**RECORDS SUPPLIED**
[Start]

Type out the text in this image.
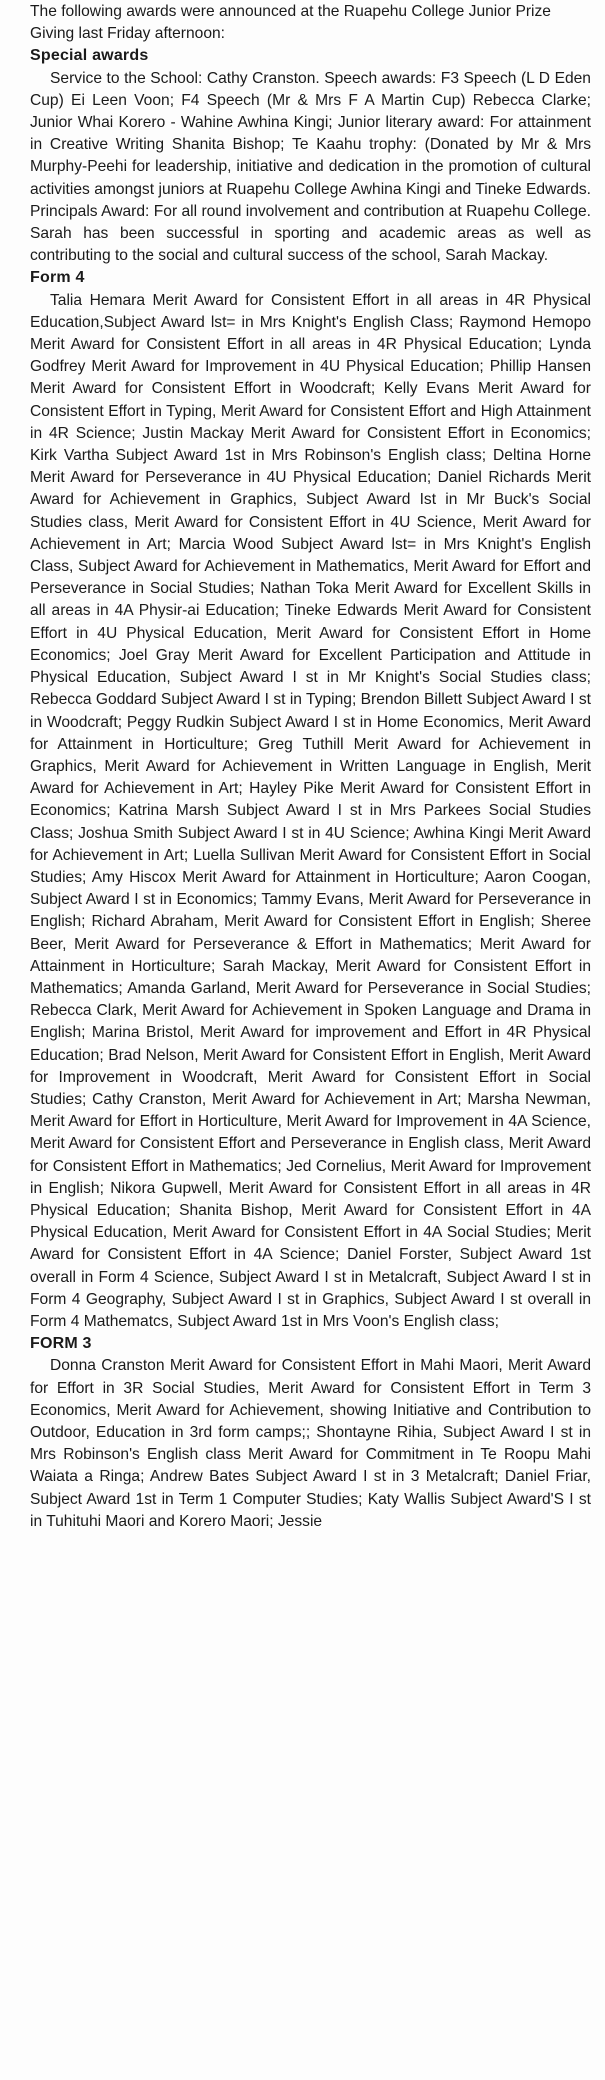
The following awards were announced at the Ruapehu College Junior Prize Giving last Friday afternoon:

Special awards

Service to the School: Cathy Cranston. Speech awards: F3 Speech (L D Eden Cup) Ei Leen Voon; F4 Speech (Mr & Mrs F A Martin Cup) Rebecca Clarke; Junior Whai Korero - Wahine Awhina Kingi; Junior literary award: For attainment in Creative Writing Shanita Bishop; Te Kaahu trophy: (Donated by Mr & Mrs Murphy-Peehi for leadership, initiative and dedication in the promotion of cultural activities amongst juniors at Ruapehu College Awhina Kingi and Tineke Edwards. Principals Award: For all round involvement and contribution at Ruapehu College. Sarah has been successful in sporting and academic areas as well as contributing to the social and cultural success of the school, Sarah Mackay.

Form 4

Talia Hemara Merit Award for Consistent Effort in all areas in 4R Physical Education,Subject Award lst= in Mrs Knight's English Class; Raymond Hemopo Merit Award for Consistent Effort in all areas in 4R Physical Education; Lynda Godfrey Merit Award for Improvement in 4U Physical Education; Phillip Hansen Merit Award for Consistent Effort in Woodcraft; Kelly Evans Merit Award for Consistent Effort in Typing, Merit Award for Consistent Effort and High Attainment in 4R Science; Justin Mackay Merit Award for Consistent Effort in Economics; Kirk Vartha Subject Award 1st in Mrs Robinson's English class; Deltina Horne Merit Award for Perseverance in 4U Physical Education; Daniel Richards Merit Award for Achievement in Graphics, Subject Award Ist in Mr Buck's Social Studies class, Merit Award for Consistent Effort in 4U Science, Merit Award for Achievement in Art; Marcia Wood Subject Award lst= in Mrs Knight's English Class, Subject Award for Achievement in Mathematics, Merit Award for Effort and Perseverance in Social Studies; Nathan Toka Merit Award for Excellent Skills in all areas in 4A Physir-ai Education; Tineke Edwards Merit Award for Consistent Effort in 4U Physical Education, Merit Award for Consistent Effort in Home Economics; Joel Gray Merit Award for Excellent Participation and Attitude in Physical Education, Subject Award I st in Mr Knight's Social Studies class; Rebecca Goddard Subject Award I st in Typing; Brendon Billett Subject Award I st in Woodcraft; Peggy Rudkin Subject Award I st in Home Economics, Merit Award for Attainment in Horticulture; Greg Tuthill Merit Award for Achievement in Graphics, Merit Award for Achievement in Written Language in English, Merit Award for Achievement in Art; Hayley Pike Merit Award for Consistent Effort in Economics; Katrina Marsh Subject Award I st in Mrs Parkees Social Studies Class; Joshua Smith Subject Award I st in 4U Science; Awhina Kingi Merit Award for Achievement in Art; Luella Sullivan Merit Award for Consistent Effort in Social Studies; Amy Hiscox Merit Award for Attainment in Horticulture; Aaron Coogan, Subject Award I st in Economics; Tammy Evans, Merit Award for Perseverance in English; Richard Abraham, Merit Award for Consistent Effort in English; Sheree Beer, Merit Award for Perseverance & Effort in Mathematics; Merit Award for Attainment in Horticulture; Sarah Mackay, Merit Award for Consistent Effort in Mathematics; Amanda Garland, Merit Award for Perseverance in Social Studies; Rebecca Clark, Merit Award for Achievement in Spoken Language and Drama in English; Marina Bristol, Merit Award for improvement and Effort in 4R Physical Education; Brad Nelson, Merit Award for Consistent Effort in English, Merit Award for Improvement in Woodcraft, Merit Award for Consistent Effort in Social Studies; Cathy Cranston, Merit Award for Achievement in Art; Marsha Newman, Merit Award for Effort in Horticulture, Merit Award for Improvement in 4A Science, Merit Award for Consistent Effort and Perseverance in English class, Merit Award for Consistent Effort in Mathematics; Jed Cornelius, Merit Award for Improvement in English; Nikora Gupwell, Merit Award for Consistent Effort in all areas in 4R Physical Education; Shanita Bishop, Merit Award for Consistent Effort in 4A Physical Education, Merit Award for Consistent Effort in 4A Social Studies; Merit Award for Consistent Effort in 4A Science; Daniel Forster, Subject Award 1st overall in Form 4 Science, Subject Award I st in Metalcraft, Subject Award I st in Form 4 Geography, Subject Award I st in Graphics, Subject Award I st overall in Form 4 Mathematcs, Subject Award 1st in Mrs Voon's English class;

FORM 3

Donna Cranston Merit Award for Consistent Effort in Mahi Maori, Merit Award for Effort in 3R Social Studies, Merit Award for Consistent Effort in Term 3 Economics, Merit Award for Achievement, showing Initiative and Contribution to Outdoor, Education in 3rd form camps;; Shontayne Rihia, Subject Award I st in Mrs Robinson's English class Merit Award for Commitment in Te Roopu Mahi Waiata a Ringa; Andrew Bates Subject Award I st in 3 Metalcraft; Daniel Friar, Subject Award 1st in Term 1 Computer Studies; Katy Wallis Subject Award'S I st in Tuhituhi Maori and Korero Maori; Jessie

[End]

**TASK STATEMENT**
Return the records exactly. Don't carry the pictures over.

**WRITTEN REPLY**
Type out the text in this image.
The following awards were announced at the Ruapehu College Junior Prize Giving last Friday afternoon:

Special awards

Service to the School: Cathy Cranston. Speech awards: F3 Speech (L D Eden Cup) Ei Leen Voon; F4 Speech (Mr & Mrs F A Martin Cup) Rebecca Clarke; Junior Whai Korero - Wahine Awhina Kingi; Junior literary award: For attainment in Creative Writing Shanita Bishop; Te Kaahu trophy: (Donated by Mr & Mrs Murphy-Peehi for leadership, initiative and dedication in the promotion of cultural activities amongst juniors at Ruapehu College Awhina Kingi and Tineke Edwards. Principals Award: For all round involvement and contribution at Ruapehu College. Sarah has been successful in sporting and academic areas as well as contributing to the social and cultural success of the school, Sarah Mackay.

Form 4

Talia Hemara Merit Award for Consistent Effort in all areas in 4R Physical Education,Subject Award lst= in Mrs Knight's English Class; Raymond Hemopo Merit Award for Consistent Effort in all areas in 4R Physical Education; Lynda Godfrey Merit Award for Improvement in 4U Physical Education; Phillip Hansen Merit Award for Consistent Effort in Woodcraft; Kelly Evans Merit Award for Consistent Effort in Typing, Merit Award for Consistent Effort and High Attainment in 4R Science; Justin Mackay Merit Award for Consistent Effort in Economics; Kirk Vartha Subject Award 1st in Mrs Robinson's English class; Deltina Horne Merit Award for Perseverance in 4U Physical Education; Daniel Richards Merit Award for Achievement in Graphics, Subject Award Ist in Mr Buck's Social Studies class, Merit Award for Consistent Effort in 4U Science, Merit Award for Achievement in Art; Marcia Wood Subject Award lst= in Mrs Knight's English Class, Subject Award for Achievement in Mathematics, Merit Award for Effort and Perseverance in Social Studies; Nathan Toka Merit Award for Excellent Skills in all areas in 4A Physir-ai Education; Tineke Edwards Merit Award for Consistent Effort in 4U Physical Education, Merit Award for Consistent Effort in Home Economics; Joel Gray Merit Award for Excellent Participation and Attitude in Physical Education, Subject Award I st in Mr Knight's Social Studies class; Rebecca Goddard Subject Award I st in Typing; Brendon Billett Subject Award I st in Woodcraft; Peggy Rudkin Subject Award I st in Home Economics, Merit Award for Attainment in Horticulture; Greg Tuthill Merit Award for Achievement in Graphics, Merit Award for Achievement in Written Language in English, Merit Award for Achievement in Art; Hayley Pike Merit Award for Consistent Effort in Economics; Katrina Marsh Subject Award I st in Mrs Parkees Social Studies Class; Joshua Smith Subject Award I st in 4U Science; Awhina Kingi Merit Award for Achievement in Art; Luella Sullivan Merit Award for Consistent Effort in Social Studies; Amy Hiscox Merit Award for Attainment in Horticulture; Aaron Coogan, Subject Award I st in Economics; Tammy Evans, Merit Award for Perseverance in English; Richard Abraham, Merit Award for Consistent Effort in English; Sheree Beer, Merit Award for Perseverance & Effort in Mathematics; Merit Award for Attainment in Horticulture; Sarah Mackay, Merit Award for Consistent Effort in Mathematics; Amanda Garland, Merit Award for Perseverance in Social Studies; Rebecca Clark, Merit Award for Achievement in Spoken Language and Drama in English; Marina Bristol, Merit Award for improvement and Effort in 4R Physical Education; Brad Nelson, Merit Award for Consistent Effort in English, Merit Award for Improvement in Woodcraft, Merit Award for Consistent Effort in Social Studies; Cathy Cranston, Merit Award for Achievement in Art; Marsha Newman, Merit Award for Effort in Horticulture, Merit Award for Improvement in 4A Science, Merit Award for Consistent Effort and Perseverance in English class, Merit Award for Consistent Effort in Mathematics; Jed Cornelius, Merit Award for Improvement in English; Nikora Gupwell, Merit Award for Consistent Effort in all areas in 4R Physical Education; Shanita Bishop, Merit Award for Consistent Effort in 4A Physical Education, Merit Award for Consistent Effort in 4A Social Studies; Merit Award for Consistent Effort in 4A Science; Daniel Forster, Subject Award 1st overall in Form 4 Science, Subject Award I st in Metalcraft, Subject Award I st in Form 4 Geography, Subject Award I st in Graphics, Subject Award I st overall in Form 4 Mathematcs, Subject Award 1st in Mrs Voon's English class;

FORM 3

Donna Cranston Merit Award for Consistent Effort in Mahi Maori, Merit Award for Effort in 3R Social Studies, Merit Award for Consistent Effort in Term 3 Economics, Merit Award for Achievement, showing Initiative and Contribution to Outdoor, Education in 3rd form camps;; Shontayne Rihia, Subject Award I st in Mrs Robinson's English class Merit Award for Commitment in Te Roopu Mahi Waiata a Ringa; Andrew Bates Subject Award I st in 3 Metalcraft; Daniel Friar, Subject Award 1st in Term 1 Computer Studies; Katy Wallis Subject Award'S I st in Tuhituhi Maori and Korero Maori; Jessie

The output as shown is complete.